TASK TO COMPLETE
Print every line of the listing exactly, please.
--- START GIVEN RECORDS ---
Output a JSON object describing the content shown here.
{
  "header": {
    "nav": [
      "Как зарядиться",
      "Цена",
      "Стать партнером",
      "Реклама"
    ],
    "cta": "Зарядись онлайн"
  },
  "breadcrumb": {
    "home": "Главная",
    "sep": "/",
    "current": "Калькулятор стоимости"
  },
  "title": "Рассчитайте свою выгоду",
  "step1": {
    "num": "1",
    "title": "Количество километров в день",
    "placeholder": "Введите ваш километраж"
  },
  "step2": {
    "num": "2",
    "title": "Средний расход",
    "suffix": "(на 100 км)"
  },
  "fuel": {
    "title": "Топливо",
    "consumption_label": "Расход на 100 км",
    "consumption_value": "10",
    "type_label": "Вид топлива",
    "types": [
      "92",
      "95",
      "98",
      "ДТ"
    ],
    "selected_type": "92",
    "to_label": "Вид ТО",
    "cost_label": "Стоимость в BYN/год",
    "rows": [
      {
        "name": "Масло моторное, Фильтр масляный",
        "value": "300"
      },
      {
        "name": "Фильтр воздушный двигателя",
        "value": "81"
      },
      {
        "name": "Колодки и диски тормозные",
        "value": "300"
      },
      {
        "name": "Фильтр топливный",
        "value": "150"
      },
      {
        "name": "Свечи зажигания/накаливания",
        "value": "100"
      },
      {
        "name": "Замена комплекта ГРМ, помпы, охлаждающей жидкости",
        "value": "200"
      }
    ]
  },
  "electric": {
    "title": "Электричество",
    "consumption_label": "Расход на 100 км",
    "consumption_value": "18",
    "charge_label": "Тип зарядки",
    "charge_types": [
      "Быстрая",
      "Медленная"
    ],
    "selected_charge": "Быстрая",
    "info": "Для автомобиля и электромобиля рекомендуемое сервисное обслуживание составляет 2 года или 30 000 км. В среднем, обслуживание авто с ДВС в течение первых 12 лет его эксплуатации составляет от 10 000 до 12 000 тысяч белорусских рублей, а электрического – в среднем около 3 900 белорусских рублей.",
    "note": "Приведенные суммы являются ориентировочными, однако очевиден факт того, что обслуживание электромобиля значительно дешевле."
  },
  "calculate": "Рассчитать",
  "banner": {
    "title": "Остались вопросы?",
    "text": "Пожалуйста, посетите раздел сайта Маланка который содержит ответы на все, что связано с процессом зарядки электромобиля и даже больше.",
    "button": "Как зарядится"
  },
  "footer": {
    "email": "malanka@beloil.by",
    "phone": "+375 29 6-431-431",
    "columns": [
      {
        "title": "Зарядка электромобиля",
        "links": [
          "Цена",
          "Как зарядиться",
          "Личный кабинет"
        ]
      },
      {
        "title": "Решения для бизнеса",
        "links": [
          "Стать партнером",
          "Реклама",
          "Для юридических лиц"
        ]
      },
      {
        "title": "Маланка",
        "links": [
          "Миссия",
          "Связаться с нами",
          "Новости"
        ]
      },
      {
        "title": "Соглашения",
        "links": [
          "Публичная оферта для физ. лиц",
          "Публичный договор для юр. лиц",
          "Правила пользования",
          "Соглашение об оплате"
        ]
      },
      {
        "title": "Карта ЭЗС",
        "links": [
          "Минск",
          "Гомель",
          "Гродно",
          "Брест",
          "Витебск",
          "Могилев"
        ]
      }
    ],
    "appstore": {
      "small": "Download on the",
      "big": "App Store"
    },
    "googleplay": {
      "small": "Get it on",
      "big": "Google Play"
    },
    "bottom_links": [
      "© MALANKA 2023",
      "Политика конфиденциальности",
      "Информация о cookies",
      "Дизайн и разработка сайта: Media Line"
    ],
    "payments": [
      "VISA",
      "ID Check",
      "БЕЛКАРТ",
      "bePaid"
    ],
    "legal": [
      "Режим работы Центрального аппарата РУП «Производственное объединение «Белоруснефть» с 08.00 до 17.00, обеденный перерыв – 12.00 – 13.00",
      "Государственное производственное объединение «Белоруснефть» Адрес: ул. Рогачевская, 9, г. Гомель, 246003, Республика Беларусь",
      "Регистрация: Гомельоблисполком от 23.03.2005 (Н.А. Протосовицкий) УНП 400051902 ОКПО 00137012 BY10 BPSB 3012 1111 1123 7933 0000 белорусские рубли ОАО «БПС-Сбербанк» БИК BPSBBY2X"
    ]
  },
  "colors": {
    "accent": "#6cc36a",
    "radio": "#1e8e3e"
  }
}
--- END GIVEN RECORDS ---
EXERCISE ANSWER
Output a JSON object describing the content shown here.
{
  "header": {
    "nav": [
      "Как зарядиться",
      "Цена",
      "Стать партнером",
      "Реклама"
    ],
    "cta": "Зарядись онлайн"
  },
  "breadcrumb": {
    "home": "Главная",
    "sep": "/",
    "current": "Калькулятор стоимости"
  },
  "title": "Рассчитайте свою выгоду",
  "step1": {
    "num": "1",
    "title": "Количество километров в день",
    "placeholder": "Введите ваш километраж"
  },
  "step2": {
    "num": "2",
    "title": "Средний расход",
    "suffix": "(на 100 км)"
  },
  "fuel": {
    "title": "Топливо",
    "consumption_label": "Расход на 100 км",
    "consumption_value": "10",
    "type_label": "Вид топлива",
    "types": [
      "92",
      "95",
      "98",
      "ДТ"
    ],
    "selected_type": "92",
    "to_label": "Вид ТО",
    "cost_label": "Стоимость в BYN/год",
    "rows": [
      {
        "name": "Масло моторное, Фильтр масляный",
        "value": "300"
      },
      {
        "name": "Фильтр воздушный двигателя",
        "value": "81"
      },
      {
        "name": "Колодки и диски тормозные",
        "value": "300"
      },
      {
        "name": "Фильтр топливный",
        "value": "150"
      },
      {
        "name": "Свечи зажигания/накаливания",
        "value": "100"
      },
      {
        "name": "Замена комплекта ГРМ, помпы, охлаждающей жидкости",
        "value": "200"
      }
    ]
  },
  "electric": {
    "title": "Электричество",
    "consumption_label": "Расход на 100 км",
    "consumption_value": "18",
    "charge_label": "Тип зарядки",
    "charge_types": [
      "Быстрая",
      "Медленная"
    ],
    "selected_charge": "Быстрая",
    "info": "Для автомобиля и электромобиля рекомендуемое сервисное обслуживание составляет 2 года или 30 000 км. В среднем, обслуживание авто с ДВС в течение первых 12 лет его эксплуатации составляет от 10 000 до 12 000 тысяч белорусских рублей, а электрического – в среднем около 3 900 белорусских рублей.",
    "note": "Приведенные суммы являются ориентировочными, однако очевиден факт того, что обслуживание электромобиля значительно дешевле."
  },
  "calculate": "Рассчитать",
  "banner": {
    "title": "Остались вопросы?",
    "text": "Пожалуйста, посетите раздел сайта Маланка который содержит ответы на все, что связано с процессом зарядки электромобиля и даже больше.",
    "button": "Как зарядится"
  },
  "footer": {
    "email": "malanka@beloil.by",
    "phone": "+375 29 6-431-431",
    "columns": [
      {
        "title": "Зарядка электромобиля",
        "links": [
          "Цена",
          "Как зарядиться",
          "Личный кабинет"
        ]
      },
      {
        "title": "Решения для бизнеса",
        "links": [
          "Стать партнером",
          "Реклама",
          "Для юридических лиц"
        ]
      },
      {
        "title": "Маланка",
        "links": [
          "Миссия",
          "Связаться с нами",
          "Новости"
        ]
      },
      {
        "title": "Соглашения",
        "links": [
          "Публичная оферта для физ. лиц",
          "Публичный договор для юр. лиц",
          "Правила пользования",
          "Соглашение об оплате"
        ]
      },
      {
        "title": "Карта ЭЗС",
        "links": [
          "Минск",
          "Гомель",
          "Гродно",
          "Брест",
          "Витебск",
          "Могилев"
        ]
      }
    ],
    "appstore": {
      "small": "Download on the",
      "big": "App Store"
    },
    "googleplay": {
      "small": "Get it on",
      "big": "Google Play"
    },
    "bottom_links": [
      "© MALANKA 2023",
      "Политика конфиденциальности",
      "Информация о cookies",
      "Дизайн и разработка сайта: Media Line"
    ],
    "payments": [
      "VISA",
      "ID Check",
      "БЕЛКАРТ",
      "bePaid"
    ],
    "legal": [
      "Режим работы Центрального аппарата РУП «Производственное объединение «Белоруснефть» с 08.00 до 17.00, обеденный перерыв – 12.00 – 13.00",
      "Государственное производственное объединение «Белоруснефть» Адрес: ул. Рогачевская, 9, г. Гомель, 246003, Республика Беларусь",
      "Регистрация: Гомельоблисполком от 23.03.2005 (Н.А. Протосовицкий) УНП 400051902 ОКПО 00137012 BY10 BPSB 3012 1111 1123 7933 0000 белорусские рубли ОАО «БПС-Сбербанк» БИК BPSBBY2X"
    ]
  },
  "colors": {
    "accent": "#6cc36a",
    "radio": "#1e8e3e"
  }
}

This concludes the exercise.